## [APPLY WHAT YOU READ]
1. Answer the following questions from the Hadoop discussion.
(a) What query language does PIG use?
(b) What principle does the HDFS structure follow?
(c) For what kind of operations is Hbase described as useful?
2. Revise the passage of the Hadoop discussion starting with "HIVE was created" and going on through "for ustructured data.", so that "HIVEQL" becomes "HQL".

## [SELECTED TEXT]
========================
Before going further I would like to tell that a new Big Data tool is created when they see a fault on the previous tools. So, whichever tool you will see that is created has been done to overcome the problem of the previous tools.
Hadoop can be simply said as two things : Mapreduce and HDFS. Mapreduce is where the processing takes place and HDFS is the DataBase where data is stored. This structure followed WORM principal i.e. write once read multiple times. So, once we have stored data in HDFS, we cannot make changes. This led to the creation of HBASE, a NOSQL product where we can make changes in the data also after writing it once.
But with time we saw that Hadoop had many faults and for that we created different environment over the Hadoop structure. PIG and HIVE are two popular examples.
HIVE was created for people with SQL background. The queries written is similar to SQL named as HIVEQL. HIVE was developed to process completely structured data. It is not used for ustructured data.
PIG on the other hand has its own query language i.e. PIG LATIN. It can be used for both structured as well as unstructured data.
Moving to the difference as when to use HIVE and when to use PIG, I don't think anyone other than the architect of PIG could say. Follow the link :
https://developer.yahoo.com/blogs/hadoop/comparing-pig-latin-sql-constructing-data-processing-pipelines-444.html
回答9:
Let me try to answer in few words.
Hadoop is an eco-system which comprises of all other tools. So, you can't compare Hadoop but you can compare MapReduce.
Here are my few cents:
- Hive: If your need is very SQLish meaning your problem statement can be catered by SQL, then the easiest thing to do would be to use Hive. The other case, when you would use hive is when you want a server to have certain structure of data.
- Pig: If you are comfortable with Pig Latin and you need is more of the data pipelines. Also, your data lacks structure. In those cases, you could use Pig. Honestly there is not much difference between Hive & Pig with respect to the use cases.
- MapReduce: If your problem can not be solved by using SQL straight, you first should try to create UDF for Hive & Pig and then if the UDF is not solving the problem then getting it done via MapReduce makes sense.
回答10:
Pig: it is better to handle files and cleaning data
example: removing null values,string handling,unnecessary values
Hive: for querying on cleaned data
回答11:
1.We are using Hadoop for storing Large data (i.e.structure,Unstructure and Semistructure data ) in the form file format like txt,csv.
2.If We want columnar Updations in our data then we are using Hbase tool
3.In case of Hive , we are storing Big data which is in structured format
and in addition to that we are providing Analysis on that data.
4.Pig is tool which is using Pig latin language to analyze data which is in any format(structure,semistructure and unstructure).
回答12:
Cleansing Data in Pig is very easy,a suitable approach would be cleansing data through pig and then processing data through hive and later uploading it to hdfs.
回答13:
Use of Hive, Hbase and Pig w.r.t. my real time experience in different projects.
Hive is used mostly for:
--Analytics purpose where you need to do analysis on history data
--Generating business reports based on certain columns
--Efficiently managing the data together with metadata information
--Joining tables on certain columns which are frequently used by using bucketing concept
--Efficient Storing and querying using partitioning concept
--Not useful for transaction/row level operations like update, delete, etc.
Pig is mostly used for:
--Frequent data analysis on huge data
--Generating aggregated values/counts on huge data
--Generating enterprise level key performance indicators very frequently
Hbase is mostly used:
--For real time processing of data
--For efficiently managing Complex and nested schema
--For real time querying and faster result
--For easy Scalability with columns
--Useful for transaction/row level operations like update, delete, etc.
========================
## [EXTRACTED MATERIAL]
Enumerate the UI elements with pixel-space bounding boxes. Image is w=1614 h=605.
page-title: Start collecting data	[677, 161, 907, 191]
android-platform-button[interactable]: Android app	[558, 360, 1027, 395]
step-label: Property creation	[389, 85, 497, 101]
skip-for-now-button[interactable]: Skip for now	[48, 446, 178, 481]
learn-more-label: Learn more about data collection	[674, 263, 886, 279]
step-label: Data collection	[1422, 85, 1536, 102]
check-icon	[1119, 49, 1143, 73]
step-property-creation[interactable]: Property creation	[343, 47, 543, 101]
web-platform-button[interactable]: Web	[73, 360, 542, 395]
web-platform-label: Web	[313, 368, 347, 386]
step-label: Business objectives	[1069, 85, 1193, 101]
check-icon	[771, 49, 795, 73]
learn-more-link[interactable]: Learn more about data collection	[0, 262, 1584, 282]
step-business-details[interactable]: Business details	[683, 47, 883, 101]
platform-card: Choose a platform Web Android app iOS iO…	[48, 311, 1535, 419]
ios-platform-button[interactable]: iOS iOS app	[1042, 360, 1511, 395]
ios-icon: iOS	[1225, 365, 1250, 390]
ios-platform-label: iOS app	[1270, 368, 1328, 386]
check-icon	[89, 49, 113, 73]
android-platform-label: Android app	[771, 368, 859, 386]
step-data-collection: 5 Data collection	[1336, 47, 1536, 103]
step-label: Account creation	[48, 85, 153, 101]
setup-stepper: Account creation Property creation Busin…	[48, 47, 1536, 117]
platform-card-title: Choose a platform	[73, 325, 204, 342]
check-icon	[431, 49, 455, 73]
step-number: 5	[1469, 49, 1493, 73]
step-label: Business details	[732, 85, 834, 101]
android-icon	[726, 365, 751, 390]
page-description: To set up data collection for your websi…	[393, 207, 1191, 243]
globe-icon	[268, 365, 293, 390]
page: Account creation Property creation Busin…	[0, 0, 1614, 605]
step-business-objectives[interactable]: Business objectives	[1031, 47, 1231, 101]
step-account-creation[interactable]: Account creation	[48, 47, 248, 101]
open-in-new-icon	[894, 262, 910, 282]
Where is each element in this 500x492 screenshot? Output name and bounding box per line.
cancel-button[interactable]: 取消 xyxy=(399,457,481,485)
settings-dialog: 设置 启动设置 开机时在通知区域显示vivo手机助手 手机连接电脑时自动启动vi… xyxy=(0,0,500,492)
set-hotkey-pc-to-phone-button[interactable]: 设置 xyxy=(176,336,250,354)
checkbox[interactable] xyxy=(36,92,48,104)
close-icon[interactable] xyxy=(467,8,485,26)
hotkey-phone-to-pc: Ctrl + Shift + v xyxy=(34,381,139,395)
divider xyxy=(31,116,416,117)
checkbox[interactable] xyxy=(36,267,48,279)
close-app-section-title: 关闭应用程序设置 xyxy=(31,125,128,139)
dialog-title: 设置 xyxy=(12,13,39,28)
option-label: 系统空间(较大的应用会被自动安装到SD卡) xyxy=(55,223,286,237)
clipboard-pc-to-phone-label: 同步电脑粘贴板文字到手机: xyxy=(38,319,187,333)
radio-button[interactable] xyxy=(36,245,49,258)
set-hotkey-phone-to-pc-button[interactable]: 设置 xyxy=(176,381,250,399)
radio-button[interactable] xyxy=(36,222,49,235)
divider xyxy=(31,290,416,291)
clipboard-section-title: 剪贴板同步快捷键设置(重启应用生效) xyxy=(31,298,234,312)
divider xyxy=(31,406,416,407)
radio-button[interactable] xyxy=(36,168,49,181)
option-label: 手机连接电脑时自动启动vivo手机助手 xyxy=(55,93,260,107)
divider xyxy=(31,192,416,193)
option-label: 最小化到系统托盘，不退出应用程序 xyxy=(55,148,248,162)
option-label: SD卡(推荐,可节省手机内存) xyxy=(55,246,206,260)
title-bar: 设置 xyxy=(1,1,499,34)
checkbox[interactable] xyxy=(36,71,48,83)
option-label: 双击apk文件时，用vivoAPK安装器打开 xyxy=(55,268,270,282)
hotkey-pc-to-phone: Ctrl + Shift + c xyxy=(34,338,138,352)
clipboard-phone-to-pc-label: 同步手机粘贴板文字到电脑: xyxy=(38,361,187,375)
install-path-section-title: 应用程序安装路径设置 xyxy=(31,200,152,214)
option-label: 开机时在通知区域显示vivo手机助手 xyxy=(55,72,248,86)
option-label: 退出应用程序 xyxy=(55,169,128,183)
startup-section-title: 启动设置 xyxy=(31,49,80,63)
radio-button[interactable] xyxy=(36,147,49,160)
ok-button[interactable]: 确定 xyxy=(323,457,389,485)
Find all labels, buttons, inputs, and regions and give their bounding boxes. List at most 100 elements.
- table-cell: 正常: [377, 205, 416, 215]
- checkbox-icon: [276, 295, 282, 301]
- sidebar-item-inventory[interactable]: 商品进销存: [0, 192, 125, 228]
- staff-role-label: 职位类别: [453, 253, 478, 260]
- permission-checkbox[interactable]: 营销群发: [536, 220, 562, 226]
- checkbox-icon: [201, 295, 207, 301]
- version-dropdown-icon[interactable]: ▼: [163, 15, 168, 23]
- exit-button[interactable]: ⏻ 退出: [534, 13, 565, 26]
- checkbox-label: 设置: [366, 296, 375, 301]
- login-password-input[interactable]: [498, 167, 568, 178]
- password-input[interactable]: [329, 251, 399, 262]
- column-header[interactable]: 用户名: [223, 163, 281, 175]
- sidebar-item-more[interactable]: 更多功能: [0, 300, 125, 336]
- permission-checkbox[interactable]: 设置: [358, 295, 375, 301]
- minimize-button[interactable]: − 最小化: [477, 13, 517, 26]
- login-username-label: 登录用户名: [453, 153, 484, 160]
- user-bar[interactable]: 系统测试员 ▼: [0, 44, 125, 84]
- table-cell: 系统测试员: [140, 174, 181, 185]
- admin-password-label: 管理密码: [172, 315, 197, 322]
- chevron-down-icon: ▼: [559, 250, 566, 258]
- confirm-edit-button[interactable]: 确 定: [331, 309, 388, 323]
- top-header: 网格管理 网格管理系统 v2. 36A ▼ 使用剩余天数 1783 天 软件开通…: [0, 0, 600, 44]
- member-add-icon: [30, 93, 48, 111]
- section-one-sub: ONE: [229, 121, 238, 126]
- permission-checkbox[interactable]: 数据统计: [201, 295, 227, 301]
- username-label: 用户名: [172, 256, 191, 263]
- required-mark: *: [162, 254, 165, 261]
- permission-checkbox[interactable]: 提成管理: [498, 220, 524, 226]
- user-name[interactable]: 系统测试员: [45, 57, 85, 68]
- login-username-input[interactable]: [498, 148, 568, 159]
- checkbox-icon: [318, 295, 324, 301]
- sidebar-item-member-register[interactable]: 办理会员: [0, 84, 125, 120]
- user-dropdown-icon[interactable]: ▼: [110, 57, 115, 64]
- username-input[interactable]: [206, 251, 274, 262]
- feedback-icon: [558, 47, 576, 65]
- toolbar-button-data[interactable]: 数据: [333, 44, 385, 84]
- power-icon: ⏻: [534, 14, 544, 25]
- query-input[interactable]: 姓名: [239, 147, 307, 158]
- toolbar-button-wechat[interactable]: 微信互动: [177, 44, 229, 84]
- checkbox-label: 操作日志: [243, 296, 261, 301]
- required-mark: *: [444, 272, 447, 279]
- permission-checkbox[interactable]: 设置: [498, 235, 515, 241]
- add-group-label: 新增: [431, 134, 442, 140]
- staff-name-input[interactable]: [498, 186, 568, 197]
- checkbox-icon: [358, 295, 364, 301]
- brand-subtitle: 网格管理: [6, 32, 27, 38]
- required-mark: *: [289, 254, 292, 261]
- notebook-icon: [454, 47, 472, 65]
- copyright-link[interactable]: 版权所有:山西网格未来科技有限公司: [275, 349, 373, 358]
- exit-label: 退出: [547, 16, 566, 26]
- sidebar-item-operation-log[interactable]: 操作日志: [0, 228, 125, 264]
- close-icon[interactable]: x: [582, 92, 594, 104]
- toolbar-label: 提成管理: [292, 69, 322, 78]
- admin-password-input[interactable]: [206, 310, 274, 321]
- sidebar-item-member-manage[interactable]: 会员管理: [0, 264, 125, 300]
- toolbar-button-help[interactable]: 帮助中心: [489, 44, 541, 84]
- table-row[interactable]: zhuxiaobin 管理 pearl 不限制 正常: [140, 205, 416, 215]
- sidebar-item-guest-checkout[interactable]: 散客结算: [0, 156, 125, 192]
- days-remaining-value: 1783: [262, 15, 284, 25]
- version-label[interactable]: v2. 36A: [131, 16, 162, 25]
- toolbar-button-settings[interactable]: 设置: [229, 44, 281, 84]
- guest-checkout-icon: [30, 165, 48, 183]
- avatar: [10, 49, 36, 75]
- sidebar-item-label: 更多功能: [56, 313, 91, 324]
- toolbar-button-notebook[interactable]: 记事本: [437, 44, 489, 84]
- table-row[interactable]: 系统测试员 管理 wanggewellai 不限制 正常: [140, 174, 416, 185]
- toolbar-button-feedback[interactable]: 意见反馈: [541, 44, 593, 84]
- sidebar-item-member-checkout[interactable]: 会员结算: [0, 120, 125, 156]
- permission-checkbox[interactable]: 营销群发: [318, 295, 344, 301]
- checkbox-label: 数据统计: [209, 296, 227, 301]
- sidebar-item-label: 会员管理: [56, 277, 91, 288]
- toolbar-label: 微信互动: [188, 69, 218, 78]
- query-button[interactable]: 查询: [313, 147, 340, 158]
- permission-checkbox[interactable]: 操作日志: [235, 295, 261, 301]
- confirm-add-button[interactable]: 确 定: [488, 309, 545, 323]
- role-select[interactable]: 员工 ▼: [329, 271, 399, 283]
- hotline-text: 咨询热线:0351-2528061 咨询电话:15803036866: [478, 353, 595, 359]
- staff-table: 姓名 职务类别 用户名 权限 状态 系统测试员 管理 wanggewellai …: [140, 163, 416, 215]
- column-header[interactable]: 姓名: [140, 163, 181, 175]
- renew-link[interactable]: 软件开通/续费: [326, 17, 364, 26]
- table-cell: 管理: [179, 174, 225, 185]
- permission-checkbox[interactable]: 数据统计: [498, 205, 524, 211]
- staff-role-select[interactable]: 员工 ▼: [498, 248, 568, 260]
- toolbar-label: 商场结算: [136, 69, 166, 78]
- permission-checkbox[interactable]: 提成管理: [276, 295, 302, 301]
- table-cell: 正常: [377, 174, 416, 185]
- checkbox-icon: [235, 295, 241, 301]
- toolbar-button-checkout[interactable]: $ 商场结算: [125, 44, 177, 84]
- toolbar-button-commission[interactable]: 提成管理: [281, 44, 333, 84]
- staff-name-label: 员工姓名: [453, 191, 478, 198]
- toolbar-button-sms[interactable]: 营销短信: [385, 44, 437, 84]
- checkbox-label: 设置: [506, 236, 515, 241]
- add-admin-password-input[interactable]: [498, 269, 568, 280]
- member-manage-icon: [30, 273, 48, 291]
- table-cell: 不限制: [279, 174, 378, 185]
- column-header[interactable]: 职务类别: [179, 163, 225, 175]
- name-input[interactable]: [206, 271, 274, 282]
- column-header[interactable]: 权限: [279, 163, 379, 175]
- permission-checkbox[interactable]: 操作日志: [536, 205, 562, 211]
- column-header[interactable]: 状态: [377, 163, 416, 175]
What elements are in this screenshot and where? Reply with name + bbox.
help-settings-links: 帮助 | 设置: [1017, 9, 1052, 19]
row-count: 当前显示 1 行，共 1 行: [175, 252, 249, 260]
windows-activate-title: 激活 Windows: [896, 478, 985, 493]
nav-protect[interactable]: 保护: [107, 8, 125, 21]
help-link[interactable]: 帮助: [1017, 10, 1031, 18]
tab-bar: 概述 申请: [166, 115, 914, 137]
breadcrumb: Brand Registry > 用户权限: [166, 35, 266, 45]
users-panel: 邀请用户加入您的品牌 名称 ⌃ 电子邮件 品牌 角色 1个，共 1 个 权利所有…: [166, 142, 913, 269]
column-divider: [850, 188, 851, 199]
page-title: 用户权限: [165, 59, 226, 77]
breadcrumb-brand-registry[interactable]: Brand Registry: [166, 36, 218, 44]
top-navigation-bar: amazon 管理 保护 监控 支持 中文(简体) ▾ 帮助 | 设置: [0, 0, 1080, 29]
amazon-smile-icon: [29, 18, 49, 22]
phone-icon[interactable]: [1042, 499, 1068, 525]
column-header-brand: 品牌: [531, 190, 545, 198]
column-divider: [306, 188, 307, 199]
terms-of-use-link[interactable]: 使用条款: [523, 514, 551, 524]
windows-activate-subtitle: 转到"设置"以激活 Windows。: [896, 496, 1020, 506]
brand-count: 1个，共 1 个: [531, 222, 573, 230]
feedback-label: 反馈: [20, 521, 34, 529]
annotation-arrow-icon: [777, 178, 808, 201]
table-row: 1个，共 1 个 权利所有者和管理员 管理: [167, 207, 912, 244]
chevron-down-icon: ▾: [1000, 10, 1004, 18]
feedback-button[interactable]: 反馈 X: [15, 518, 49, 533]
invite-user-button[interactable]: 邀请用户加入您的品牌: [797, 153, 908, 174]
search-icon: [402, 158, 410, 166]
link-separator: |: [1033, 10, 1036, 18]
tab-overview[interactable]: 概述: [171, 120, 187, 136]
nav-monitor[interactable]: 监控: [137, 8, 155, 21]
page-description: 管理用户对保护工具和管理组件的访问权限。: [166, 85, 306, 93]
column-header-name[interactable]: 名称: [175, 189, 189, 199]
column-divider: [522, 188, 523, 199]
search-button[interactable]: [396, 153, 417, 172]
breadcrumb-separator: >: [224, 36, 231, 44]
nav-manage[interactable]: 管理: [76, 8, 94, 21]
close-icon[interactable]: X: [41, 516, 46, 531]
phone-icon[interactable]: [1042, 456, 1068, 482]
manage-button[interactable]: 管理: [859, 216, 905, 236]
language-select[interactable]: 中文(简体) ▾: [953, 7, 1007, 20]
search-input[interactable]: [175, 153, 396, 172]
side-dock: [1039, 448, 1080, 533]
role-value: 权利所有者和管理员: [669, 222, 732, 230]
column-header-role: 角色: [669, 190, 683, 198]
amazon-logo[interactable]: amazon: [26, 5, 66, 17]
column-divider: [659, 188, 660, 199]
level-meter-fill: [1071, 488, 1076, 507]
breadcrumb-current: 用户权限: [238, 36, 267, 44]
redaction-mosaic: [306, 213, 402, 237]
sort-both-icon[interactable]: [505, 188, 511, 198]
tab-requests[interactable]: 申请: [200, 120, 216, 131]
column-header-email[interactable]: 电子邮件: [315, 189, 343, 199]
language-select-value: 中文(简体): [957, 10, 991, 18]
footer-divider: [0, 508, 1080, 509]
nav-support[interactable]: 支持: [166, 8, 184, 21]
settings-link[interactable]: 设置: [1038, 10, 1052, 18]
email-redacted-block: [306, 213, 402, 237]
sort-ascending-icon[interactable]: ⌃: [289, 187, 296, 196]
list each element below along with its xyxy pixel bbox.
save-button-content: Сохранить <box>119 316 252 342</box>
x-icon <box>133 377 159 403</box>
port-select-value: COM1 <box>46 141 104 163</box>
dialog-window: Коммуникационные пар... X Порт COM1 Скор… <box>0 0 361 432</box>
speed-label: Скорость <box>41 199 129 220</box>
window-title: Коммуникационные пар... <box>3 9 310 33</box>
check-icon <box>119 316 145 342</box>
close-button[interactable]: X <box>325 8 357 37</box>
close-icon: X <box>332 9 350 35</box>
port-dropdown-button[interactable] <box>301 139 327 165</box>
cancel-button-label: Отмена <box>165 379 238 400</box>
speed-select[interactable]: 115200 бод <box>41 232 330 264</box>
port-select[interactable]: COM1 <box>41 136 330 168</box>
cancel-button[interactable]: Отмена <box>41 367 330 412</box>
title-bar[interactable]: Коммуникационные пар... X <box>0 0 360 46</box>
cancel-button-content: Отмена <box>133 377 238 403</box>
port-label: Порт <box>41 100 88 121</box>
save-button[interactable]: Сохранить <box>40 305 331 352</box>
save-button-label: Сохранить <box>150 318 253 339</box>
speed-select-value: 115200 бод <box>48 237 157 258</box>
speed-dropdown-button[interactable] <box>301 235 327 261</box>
========================
## [OUTPUTS FOR THE TASKS]
1.
(a) PIG LATIN.
(b) The WORM principle: write once, read multiple times.
(c) Transaction/row level operations like update, delete, etc.

2.
HIVE was created for people with SQL background. The queries written is similar to SQL named as HQL. HIVE was developed to process completely structured data. It is not used for ustructured data.